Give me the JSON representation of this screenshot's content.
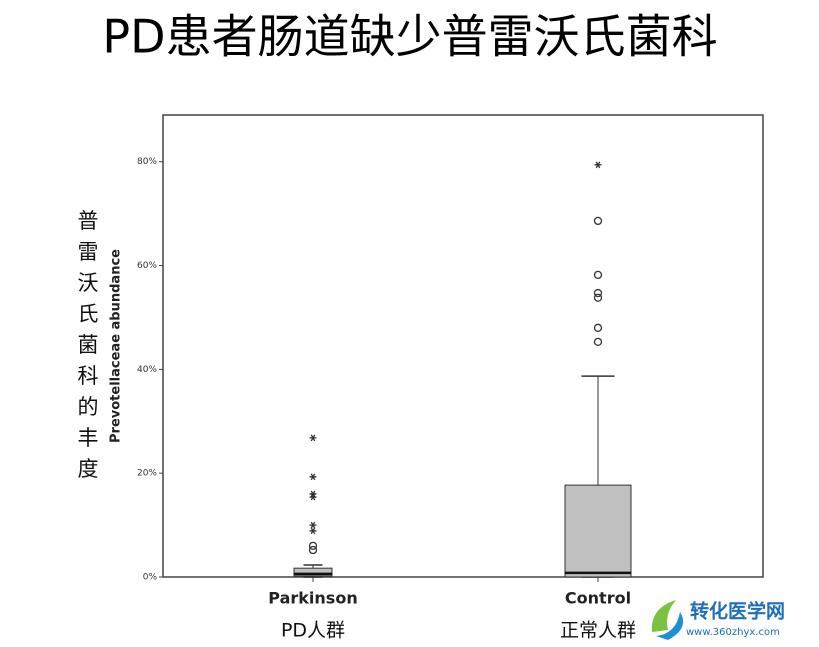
{
  "chart_data": {
    "type": "box",
    "title": "PD患者肠道缺少普雷沃氏菌科",
    "y_label": "Prevotellaceae abundance",
    "y_label_cn": "普雷沃氏菌科的丰度",
    "categories": [
      "Parkinson",
      "Control"
    ],
    "category_labels_cn": [
      "PD人群",
      "正常人群"
    ],
    "color": "#c0c0c0",
    "boxes": [
      {
        "min": 0,
        "q1": 0.2,
        "median": 0.6,
        "q3": 1.7,
        "max": 2.3,
        "outliers": [
          6.0,
          5.2
        ],
        "extremes": [
          26.8,
          19.3,
          16.0,
          15.4,
          10.0,
          8.9
        ]
      },
      {
        "min": 0,
        "q1": 0,
        "median": 0.8,
        "q3": 17.7,
        "max": 38.7,
        "outliers": [
          68.6,
          58.2,
          54.7,
          53.8,
          48.0,
          45.3
        ],
        "extremes": [
          79.4
        ]
      }
    ],
    "ylim": [
      0,
      89
    ],
    "yticks": [
      {
        "value": 0,
        "label": "0%"
      },
      {
        "value": 20,
        "label": "20%"
      },
      {
        "value": 40,
        "label": "40%"
      },
      {
        "value": 60,
        "label": "60%"
      },
      {
        "value": 80,
        "label": "80%"
      }
    ]
  },
  "watermark": {
    "name": "转化医学网",
    "url": "www.360zhyx.com"
  }
}
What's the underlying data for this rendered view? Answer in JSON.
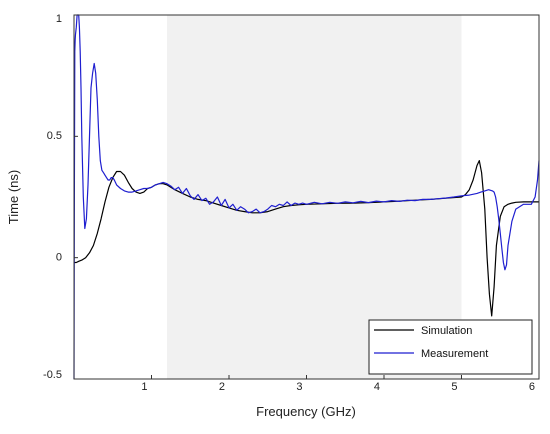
{
  "chart_data": {
    "type": "line",
    "title": "",
    "xlabel": "Frequency (GHz)",
    "ylabel": "Time (ns)",
    "xlim": [
      0,
      6
    ],
    "ylim": [
      -0.5,
      1
    ],
    "x_ticks": [
      "1",
      "2",
      "3",
      "4",
      "5",
      "6"
    ],
    "y_ticks": [
      "-0.5",
      "0",
      "0.5",
      "1"
    ],
    "grid": false,
    "legend_position": "bottom-right",
    "shaded_band": {
      "x_start": 1.2,
      "x_end": 5.0,
      "color": "#f1f1f1"
    },
    "series": [
      {
        "name": "Simulation",
        "color": "#000000",
        "x": [
          0,
          0.01,
          0.03,
          0.06,
          0.1,
          0.15,
          0.2,
          0.25,
          0.3,
          0.35,
          0.4,
          0.45,
          0.5,
          0.55,
          0.6,
          0.65,
          0.7,
          0.75,
          0.8,
          0.85,
          0.9,
          0.95,
          1.0,
          1.05,
          1.1,
          1.15,
          1.2,
          1.3,
          1.4,
          1.5,
          1.6,
          1.7,
          1.8,
          1.9,
          2.0,
          2.1,
          2.2,
          2.3,
          2.4,
          2.5,
          2.6,
          2.7,
          2.8,
          2.9,
          3.0,
          3.2,
          3.4,
          3.6,
          3.8,
          4.0,
          4.2,
          4.4,
          4.6,
          4.8,
          5.0,
          5.05,
          5.1,
          5.15,
          5.2,
          5.23,
          5.26,
          5.3,
          5.33,
          5.36,
          5.39,
          5.42,
          5.45,
          5.5,
          5.55,
          5.6,
          5.65,
          5.7,
          5.8,
          5.9,
          6.0
        ],
        "y": [
          -0.02,
          -0.02,
          -0.02,
          -0.015,
          -0.01,
          0.0,
          0.02,
          0.05,
          0.1,
          0.16,
          0.23,
          0.29,
          0.33,
          0.355,
          0.355,
          0.34,
          0.31,
          0.285,
          0.27,
          0.265,
          0.27,
          0.285,
          0.29,
          0.3,
          0.305,
          0.305,
          0.3,
          0.28,
          0.265,
          0.25,
          0.24,
          0.235,
          0.225,
          0.215,
          0.205,
          0.195,
          0.19,
          0.185,
          0.185,
          0.19,
          0.2,
          0.21,
          0.215,
          0.218,
          0.22,
          0.222,
          0.224,
          0.225,
          0.227,
          0.23,
          0.233,
          0.237,
          0.24,
          0.245,
          0.25,
          0.26,
          0.28,
          0.32,
          0.38,
          0.4,
          0.35,
          0.2,
          0.0,
          -0.15,
          -0.24,
          -0.12,
          0.05,
          0.17,
          0.21,
          0.22,
          0.225,
          0.228,
          0.23,
          0.23,
          0.23
        ]
      },
      {
        "name": "Measurement",
        "color": "#1f1fd0",
        "x": [
          0,
          0.005,
          0.01,
          0.015,
          0.02,
          0.03,
          0.04,
          0.05,
          0.06,
          0.07,
          0.08,
          0.09,
          0.1,
          0.12,
          0.14,
          0.16,
          0.18,
          0.2,
          0.22,
          0.24,
          0.26,
          0.28,
          0.3,
          0.32,
          0.34,
          0.36,
          0.38,
          0.4,
          0.42,
          0.44,
          0.46,
          0.48,
          0.5,
          0.52,
          0.55,
          0.6,
          0.65,
          0.7,
          0.75,
          0.8,
          0.85,
          0.9,
          0.95,
          1.0,
          1.05,
          1.1,
          1.15,
          1.2,
          1.25,
          1.3,
          1.35,
          1.4,
          1.45,
          1.5,
          1.55,
          1.6,
          1.65,
          1.7,
          1.75,
          1.8,
          1.85,
          1.9,
          1.95,
          2.0,
          2.05,
          2.1,
          2.15,
          2.2,
          2.25,
          2.3,
          2.35,
          2.4,
          2.45,
          2.5,
          2.55,
          2.6,
          2.65,
          2.7,
          2.75,
          2.8,
          2.85,
          2.9,
          2.95,
          3.0,
          3.1,
          3.2,
          3.3,
          3.4,
          3.5,
          3.6,
          3.7,
          3.8,
          3.9,
          4.0,
          4.1,
          4.2,
          4.3,
          4.4,
          4.5,
          4.6,
          4.7,
          4.8,
          4.9,
          5.0,
          5.1,
          5.2,
          5.25,
          5.3,
          5.35,
          5.4,
          5.42,
          5.44,
          5.46,
          5.48,
          5.5,
          5.52,
          5.54,
          5.56,
          5.58,
          5.6,
          5.65,
          5.7,
          5.8,
          5.9,
          5.95,
          5.98,
          6.0
        ],
        "y": [
          -0.5,
          0.3,
          0.85,
          0.9,
          0.92,
          0.95,
          1.0,
          1.0,
          1.0,
          0.95,
          0.85,
          0.7,
          0.5,
          0.25,
          0.12,
          0.16,
          0.3,
          0.5,
          0.7,
          0.76,
          0.8,
          0.76,
          0.65,
          0.5,
          0.4,
          0.36,
          0.35,
          0.34,
          0.33,
          0.32,
          0.32,
          0.33,
          0.33,
          0.32,
          0.3,
          0.285,
          0.275,
          0.27,
          0.27,
          0.275,
          0.28,
          0.285,
          0.285,
          0.29,
          0.3,
          0.305,
          0.31,
          0.305,
          0.295,
          0.28,
          0.29,
          0.265,
          0.285,
          0.255,
          0.24,
          0.26,
          0.235,
          0.245,
          0.22,
          0.23,
          0.25,
          0.215,
          0.24,
          0.205,
          0.22,
          0.195,
          0.21,
          0.2,
          0.185,
          0.19,
          0.2,
          0.185,
          0.19,
          0.2,
          0.215,
          0.21,
          0.22,
          0.215,
          0.23,
          0.215,
          0.225,
          0.22,
          0.225,
          0.22,
          0.228,
          0.222,
          0.228,
          0.224,
          0.23,
          0.226,
          0.232,
          0.227,
          0.233,
          0.23,
          0.235,
          0.232,
          0.237,
          0.235,
          0.24,
          0.24,
          0.243,
          0.246,
          0.25,
          0.255,
          0.258,
          0.265,
          0.27,
          0.275,
          0.28,
          0.275,
          0.27,
          0.25,
          0.21,
          0.16,
          0.1,
          0.04,
          -0.02,
          -0.05,
          -0.03,
          0.05,
          0.15,
          0.2,
          0.22,
          0.22,
          0.25,
          0.32,
          0.4
        ]
      }
    ]
  }
}
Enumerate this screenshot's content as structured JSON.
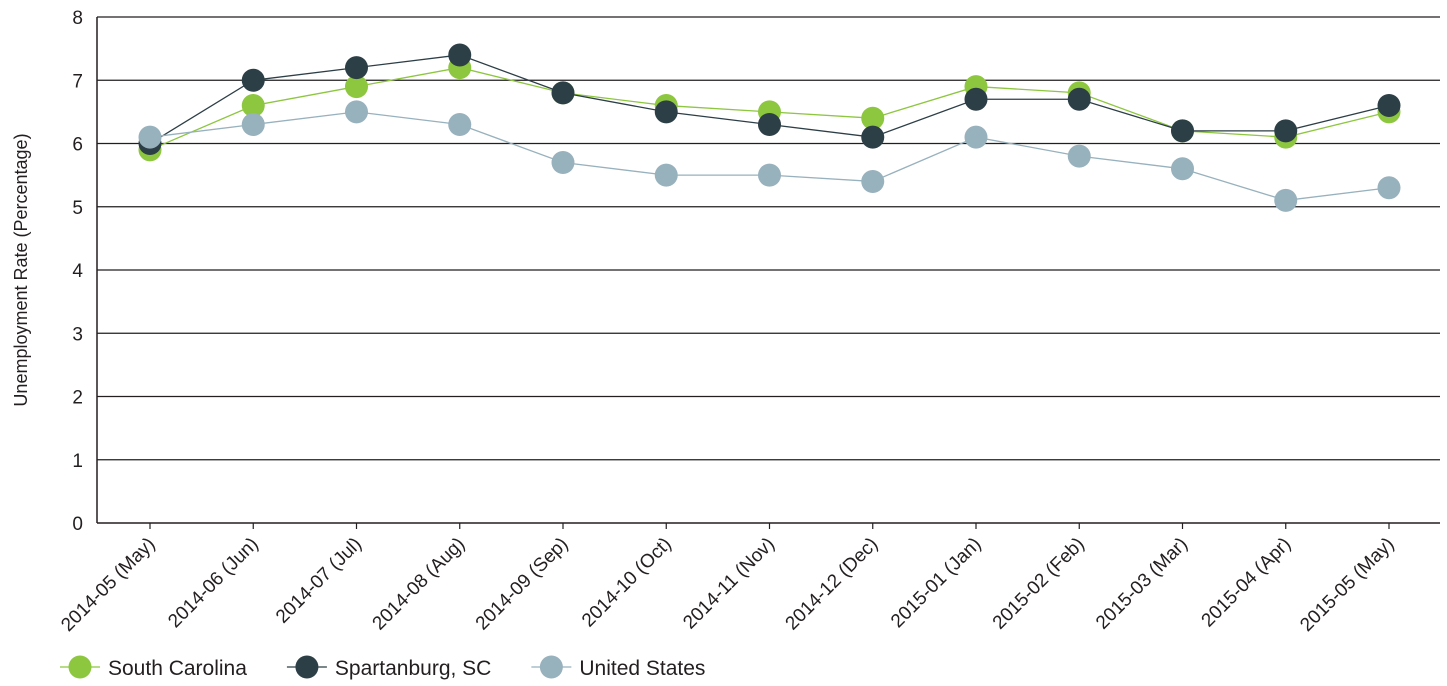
{
  "chart_data": {
    "type": "line",
    "title": "",
    "xlabel": "",
    "ylabel": "Unemployment Rate (Percentage)",
    "ylim": [
      0,
      8
    ],
    "yticks": [
      "0",
      "1",
      "2",
      "3",
      "4",
      "5",
      "6",
      "7",
      "8"
    ],
    "grid": true,
    "legend_position": "bottom-left",
    "categories": [
      "2014-05 (May)",
      "2014-06 (Jun)",
      "2014-07 (Jul)",
      "2014-08 (Aug)",
      "2014-09 (Sep)",
      "2014-10 (Oct)",
      "2014-11 (Nov)",
      "2014-12 (Dec)",
      "2015-01 (Jan)",
      "2015-02 (Feb)",
      "2015-03 (Mar)",
      "2015-04 (Apr)",
      "2015-05 (May)"
    ],
    "series": [
      {
        "name": "South Carolina",
        "color": "#8dc63f",
        "values": [
          5.9,
          6.6,
          6.9,
          7.2,
          6.8,
          6.6,
          6.5,
          6.4,
          6.9,
          6.8,
          6.2,
          6.1,
          6.5
        ]
      },
      {
        "name": "Spartanburg, SC",
        "color": "#2c3e46",
        "values": [
          6.0,
          7.0,
          7.2,
          7.4,
          6.8,
          6.5,
          6.3,
          6.1,
          6.7,
          6.7,
          6.2,
          6.2,
          6.6
        ]
      },
      {
        "name": "United States",
        "color": "#97b1bd",
        "values": [
          6.1,
          6.3,
          6.5,
          6.3,
          5.7,
          5.5,
          5.5,
          5.4,
          6.1,
          5.8,
          5.6,
          5.1,
          5.3
        ]
      }
    ]
  }
}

- _Stated exercise_: Each line in the listing above that contains "bottom" should be copied.

- _Task solution_:
    "legend_position": "bottom-right",
    "legend_position": "bottom-left",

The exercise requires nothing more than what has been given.